WHAT IS BEING ASKED
Extract each line of the records below that contains the word "umol".

RECORDS TO USE
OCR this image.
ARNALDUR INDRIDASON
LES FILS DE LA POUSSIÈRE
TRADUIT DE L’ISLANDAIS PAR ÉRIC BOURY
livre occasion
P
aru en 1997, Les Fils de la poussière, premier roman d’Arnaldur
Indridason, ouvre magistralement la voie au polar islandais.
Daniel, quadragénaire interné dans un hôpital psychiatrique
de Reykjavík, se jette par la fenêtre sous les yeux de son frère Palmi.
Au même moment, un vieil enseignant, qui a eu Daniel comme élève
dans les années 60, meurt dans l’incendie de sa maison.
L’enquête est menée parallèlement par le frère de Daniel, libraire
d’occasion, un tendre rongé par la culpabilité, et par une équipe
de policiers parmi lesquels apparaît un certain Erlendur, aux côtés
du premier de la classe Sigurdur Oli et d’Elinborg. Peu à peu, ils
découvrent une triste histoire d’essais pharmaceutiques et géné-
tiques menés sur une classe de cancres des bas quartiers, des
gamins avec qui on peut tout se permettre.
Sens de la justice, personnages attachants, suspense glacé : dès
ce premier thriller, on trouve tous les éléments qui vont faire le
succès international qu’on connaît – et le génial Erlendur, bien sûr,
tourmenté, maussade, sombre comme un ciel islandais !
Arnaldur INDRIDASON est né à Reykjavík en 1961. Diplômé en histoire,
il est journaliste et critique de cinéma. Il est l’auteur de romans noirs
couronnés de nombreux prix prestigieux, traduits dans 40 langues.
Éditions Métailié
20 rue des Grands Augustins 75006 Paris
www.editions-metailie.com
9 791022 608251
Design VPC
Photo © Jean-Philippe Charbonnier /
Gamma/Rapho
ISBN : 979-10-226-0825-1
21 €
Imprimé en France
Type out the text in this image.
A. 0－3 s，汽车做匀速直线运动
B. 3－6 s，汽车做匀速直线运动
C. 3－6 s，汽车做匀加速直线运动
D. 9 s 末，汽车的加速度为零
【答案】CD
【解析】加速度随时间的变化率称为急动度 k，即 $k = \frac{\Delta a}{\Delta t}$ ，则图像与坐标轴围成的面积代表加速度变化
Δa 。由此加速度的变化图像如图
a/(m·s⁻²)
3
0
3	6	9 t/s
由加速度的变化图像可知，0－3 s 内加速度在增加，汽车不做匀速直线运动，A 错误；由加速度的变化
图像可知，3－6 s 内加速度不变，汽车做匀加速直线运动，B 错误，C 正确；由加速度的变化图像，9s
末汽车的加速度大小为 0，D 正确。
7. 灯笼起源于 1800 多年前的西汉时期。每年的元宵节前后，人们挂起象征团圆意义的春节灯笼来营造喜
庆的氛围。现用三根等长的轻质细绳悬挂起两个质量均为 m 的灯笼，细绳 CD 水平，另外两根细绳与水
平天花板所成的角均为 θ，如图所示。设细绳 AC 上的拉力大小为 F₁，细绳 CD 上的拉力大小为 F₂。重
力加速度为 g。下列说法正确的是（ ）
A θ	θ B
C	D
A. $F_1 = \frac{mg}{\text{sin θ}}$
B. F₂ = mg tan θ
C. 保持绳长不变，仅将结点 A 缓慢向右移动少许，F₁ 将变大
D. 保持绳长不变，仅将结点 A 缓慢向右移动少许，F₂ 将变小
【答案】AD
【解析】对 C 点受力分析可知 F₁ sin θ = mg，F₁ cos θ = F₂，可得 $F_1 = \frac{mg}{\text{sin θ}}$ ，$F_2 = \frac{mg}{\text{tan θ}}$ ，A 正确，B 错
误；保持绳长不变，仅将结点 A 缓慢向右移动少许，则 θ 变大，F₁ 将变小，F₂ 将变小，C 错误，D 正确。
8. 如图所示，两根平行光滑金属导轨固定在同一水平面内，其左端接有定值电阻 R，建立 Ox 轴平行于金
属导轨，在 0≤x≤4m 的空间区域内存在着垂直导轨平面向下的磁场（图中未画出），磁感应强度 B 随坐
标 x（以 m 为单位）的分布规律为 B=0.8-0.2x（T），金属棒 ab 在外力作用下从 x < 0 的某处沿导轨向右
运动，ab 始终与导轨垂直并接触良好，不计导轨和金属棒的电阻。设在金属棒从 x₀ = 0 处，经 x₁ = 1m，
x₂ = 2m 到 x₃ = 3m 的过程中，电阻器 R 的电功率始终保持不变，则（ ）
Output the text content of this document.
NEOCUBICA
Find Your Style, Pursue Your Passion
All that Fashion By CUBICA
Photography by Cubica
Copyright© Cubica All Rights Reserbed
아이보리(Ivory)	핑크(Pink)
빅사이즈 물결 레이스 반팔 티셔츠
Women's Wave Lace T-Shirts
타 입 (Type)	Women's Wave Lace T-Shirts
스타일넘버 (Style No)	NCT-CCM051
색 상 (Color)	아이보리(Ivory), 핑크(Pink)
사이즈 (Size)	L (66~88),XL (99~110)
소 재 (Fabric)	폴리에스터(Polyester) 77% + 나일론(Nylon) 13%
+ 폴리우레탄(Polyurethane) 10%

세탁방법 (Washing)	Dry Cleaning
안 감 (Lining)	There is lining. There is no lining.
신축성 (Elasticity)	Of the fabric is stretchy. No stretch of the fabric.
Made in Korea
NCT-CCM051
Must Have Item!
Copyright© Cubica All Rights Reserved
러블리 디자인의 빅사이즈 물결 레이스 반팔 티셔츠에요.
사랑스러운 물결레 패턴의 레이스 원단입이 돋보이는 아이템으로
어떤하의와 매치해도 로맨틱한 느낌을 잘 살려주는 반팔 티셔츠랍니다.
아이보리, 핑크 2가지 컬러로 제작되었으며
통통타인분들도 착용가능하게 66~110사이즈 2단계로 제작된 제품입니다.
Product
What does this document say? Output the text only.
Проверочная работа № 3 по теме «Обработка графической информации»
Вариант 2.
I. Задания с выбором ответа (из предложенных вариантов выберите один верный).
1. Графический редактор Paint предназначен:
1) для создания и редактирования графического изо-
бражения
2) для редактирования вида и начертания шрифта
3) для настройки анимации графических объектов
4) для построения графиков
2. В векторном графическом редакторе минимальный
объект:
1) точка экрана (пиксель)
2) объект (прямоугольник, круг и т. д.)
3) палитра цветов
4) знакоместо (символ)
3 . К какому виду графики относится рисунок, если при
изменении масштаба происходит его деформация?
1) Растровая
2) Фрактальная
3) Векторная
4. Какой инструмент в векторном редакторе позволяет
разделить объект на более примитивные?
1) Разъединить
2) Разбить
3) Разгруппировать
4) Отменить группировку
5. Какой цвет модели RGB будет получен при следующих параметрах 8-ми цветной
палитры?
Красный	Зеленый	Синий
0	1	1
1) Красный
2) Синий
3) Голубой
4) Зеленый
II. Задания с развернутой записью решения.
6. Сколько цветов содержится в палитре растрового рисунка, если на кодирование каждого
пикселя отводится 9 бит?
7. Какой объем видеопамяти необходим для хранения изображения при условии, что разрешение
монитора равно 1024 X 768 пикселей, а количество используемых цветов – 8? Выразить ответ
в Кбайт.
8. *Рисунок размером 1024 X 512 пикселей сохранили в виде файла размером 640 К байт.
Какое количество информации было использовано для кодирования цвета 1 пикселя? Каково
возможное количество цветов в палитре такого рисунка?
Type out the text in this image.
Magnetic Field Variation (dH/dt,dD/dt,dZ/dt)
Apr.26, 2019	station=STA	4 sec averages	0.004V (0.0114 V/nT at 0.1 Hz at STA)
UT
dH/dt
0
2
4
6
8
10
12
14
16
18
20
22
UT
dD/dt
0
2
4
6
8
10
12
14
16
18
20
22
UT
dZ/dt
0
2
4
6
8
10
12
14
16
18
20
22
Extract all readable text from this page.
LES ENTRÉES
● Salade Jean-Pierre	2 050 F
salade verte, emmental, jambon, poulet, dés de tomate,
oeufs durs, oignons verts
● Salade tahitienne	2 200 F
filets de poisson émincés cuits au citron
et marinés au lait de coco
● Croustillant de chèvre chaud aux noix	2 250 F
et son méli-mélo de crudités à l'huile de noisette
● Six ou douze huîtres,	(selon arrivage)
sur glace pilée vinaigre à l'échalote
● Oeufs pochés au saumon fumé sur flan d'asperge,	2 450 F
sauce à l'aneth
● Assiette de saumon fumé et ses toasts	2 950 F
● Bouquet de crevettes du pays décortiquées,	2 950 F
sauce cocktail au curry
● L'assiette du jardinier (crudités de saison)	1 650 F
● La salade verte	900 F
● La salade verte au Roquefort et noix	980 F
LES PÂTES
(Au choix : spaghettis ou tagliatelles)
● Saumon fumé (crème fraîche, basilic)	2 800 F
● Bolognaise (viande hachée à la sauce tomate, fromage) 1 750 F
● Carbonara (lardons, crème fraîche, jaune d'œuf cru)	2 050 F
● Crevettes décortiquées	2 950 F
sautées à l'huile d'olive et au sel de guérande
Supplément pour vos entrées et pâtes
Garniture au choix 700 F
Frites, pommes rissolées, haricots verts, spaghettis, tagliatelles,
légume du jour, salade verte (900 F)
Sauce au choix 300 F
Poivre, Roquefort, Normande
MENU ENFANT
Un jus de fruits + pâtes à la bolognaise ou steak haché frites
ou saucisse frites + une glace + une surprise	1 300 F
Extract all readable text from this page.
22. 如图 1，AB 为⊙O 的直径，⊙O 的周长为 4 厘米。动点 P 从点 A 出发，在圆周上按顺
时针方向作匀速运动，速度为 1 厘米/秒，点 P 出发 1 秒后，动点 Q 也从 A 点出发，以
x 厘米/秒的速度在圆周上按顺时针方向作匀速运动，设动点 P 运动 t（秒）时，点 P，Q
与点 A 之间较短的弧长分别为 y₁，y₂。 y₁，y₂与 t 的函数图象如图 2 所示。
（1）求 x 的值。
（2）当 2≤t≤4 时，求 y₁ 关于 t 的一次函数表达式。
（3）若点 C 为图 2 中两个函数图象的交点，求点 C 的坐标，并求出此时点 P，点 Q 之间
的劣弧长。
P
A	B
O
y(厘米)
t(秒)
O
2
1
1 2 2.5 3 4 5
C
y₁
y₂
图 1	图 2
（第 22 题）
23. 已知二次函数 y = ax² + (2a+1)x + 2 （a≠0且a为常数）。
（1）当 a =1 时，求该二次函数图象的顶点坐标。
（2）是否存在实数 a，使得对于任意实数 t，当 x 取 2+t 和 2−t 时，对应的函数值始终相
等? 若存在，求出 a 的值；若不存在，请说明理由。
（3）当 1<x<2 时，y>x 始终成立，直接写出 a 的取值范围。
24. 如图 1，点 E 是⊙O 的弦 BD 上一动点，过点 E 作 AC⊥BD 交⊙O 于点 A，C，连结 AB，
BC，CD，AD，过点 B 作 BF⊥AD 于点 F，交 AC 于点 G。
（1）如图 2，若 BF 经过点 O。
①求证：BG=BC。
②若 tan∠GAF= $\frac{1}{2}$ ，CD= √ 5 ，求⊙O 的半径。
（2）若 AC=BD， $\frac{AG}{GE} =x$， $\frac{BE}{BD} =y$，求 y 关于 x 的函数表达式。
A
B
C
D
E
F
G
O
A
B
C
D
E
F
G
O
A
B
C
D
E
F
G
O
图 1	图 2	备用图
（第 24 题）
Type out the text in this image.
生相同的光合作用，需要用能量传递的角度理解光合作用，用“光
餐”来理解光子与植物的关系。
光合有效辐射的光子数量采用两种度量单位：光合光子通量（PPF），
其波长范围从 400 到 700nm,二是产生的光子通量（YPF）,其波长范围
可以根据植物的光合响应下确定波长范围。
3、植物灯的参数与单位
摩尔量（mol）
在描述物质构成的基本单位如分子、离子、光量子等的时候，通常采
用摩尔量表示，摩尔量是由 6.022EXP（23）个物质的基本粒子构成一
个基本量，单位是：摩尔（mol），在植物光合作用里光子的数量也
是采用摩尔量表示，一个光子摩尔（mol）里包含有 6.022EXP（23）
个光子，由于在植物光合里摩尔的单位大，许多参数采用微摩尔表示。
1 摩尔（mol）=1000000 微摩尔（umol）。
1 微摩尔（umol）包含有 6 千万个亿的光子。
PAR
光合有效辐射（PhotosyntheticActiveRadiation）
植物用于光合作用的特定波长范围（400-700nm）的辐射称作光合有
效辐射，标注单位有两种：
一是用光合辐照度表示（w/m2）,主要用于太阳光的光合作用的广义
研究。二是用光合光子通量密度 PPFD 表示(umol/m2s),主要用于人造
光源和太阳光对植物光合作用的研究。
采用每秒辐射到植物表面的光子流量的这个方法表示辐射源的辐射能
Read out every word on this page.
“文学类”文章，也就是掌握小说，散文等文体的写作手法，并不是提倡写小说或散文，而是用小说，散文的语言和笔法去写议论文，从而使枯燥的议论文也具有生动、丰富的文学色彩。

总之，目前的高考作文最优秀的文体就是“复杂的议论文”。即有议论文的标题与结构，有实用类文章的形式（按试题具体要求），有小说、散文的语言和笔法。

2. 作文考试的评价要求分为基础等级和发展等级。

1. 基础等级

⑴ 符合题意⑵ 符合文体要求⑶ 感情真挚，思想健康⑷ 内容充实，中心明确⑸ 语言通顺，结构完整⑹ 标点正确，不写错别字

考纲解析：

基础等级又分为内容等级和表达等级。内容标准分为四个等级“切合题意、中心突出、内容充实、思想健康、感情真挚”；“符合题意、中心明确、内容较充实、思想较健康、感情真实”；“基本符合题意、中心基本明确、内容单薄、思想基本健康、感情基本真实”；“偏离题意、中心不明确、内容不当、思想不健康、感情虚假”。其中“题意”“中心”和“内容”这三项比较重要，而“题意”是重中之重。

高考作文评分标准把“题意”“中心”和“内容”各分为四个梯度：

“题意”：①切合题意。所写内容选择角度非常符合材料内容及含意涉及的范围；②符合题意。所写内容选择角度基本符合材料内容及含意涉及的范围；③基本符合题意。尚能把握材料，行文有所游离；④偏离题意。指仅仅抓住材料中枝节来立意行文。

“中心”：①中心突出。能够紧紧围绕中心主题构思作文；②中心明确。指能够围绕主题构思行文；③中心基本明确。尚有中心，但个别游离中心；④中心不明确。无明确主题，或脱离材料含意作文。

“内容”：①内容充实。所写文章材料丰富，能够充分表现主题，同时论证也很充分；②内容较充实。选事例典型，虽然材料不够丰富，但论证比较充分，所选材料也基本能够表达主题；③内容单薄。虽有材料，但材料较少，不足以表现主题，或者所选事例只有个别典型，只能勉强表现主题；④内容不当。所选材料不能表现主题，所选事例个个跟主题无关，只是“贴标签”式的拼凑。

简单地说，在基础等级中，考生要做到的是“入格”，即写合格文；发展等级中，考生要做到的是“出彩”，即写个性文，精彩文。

RESULT OF THIS EXERCISE
1 摩尔（mol）=1000000 微摩尔（umol）。
1 微摩尔（umol）包含有 6 千万个亿的光子。
研究。二是用光合光子通量密度 PPFD 表示(umol/m2s),主要用于人造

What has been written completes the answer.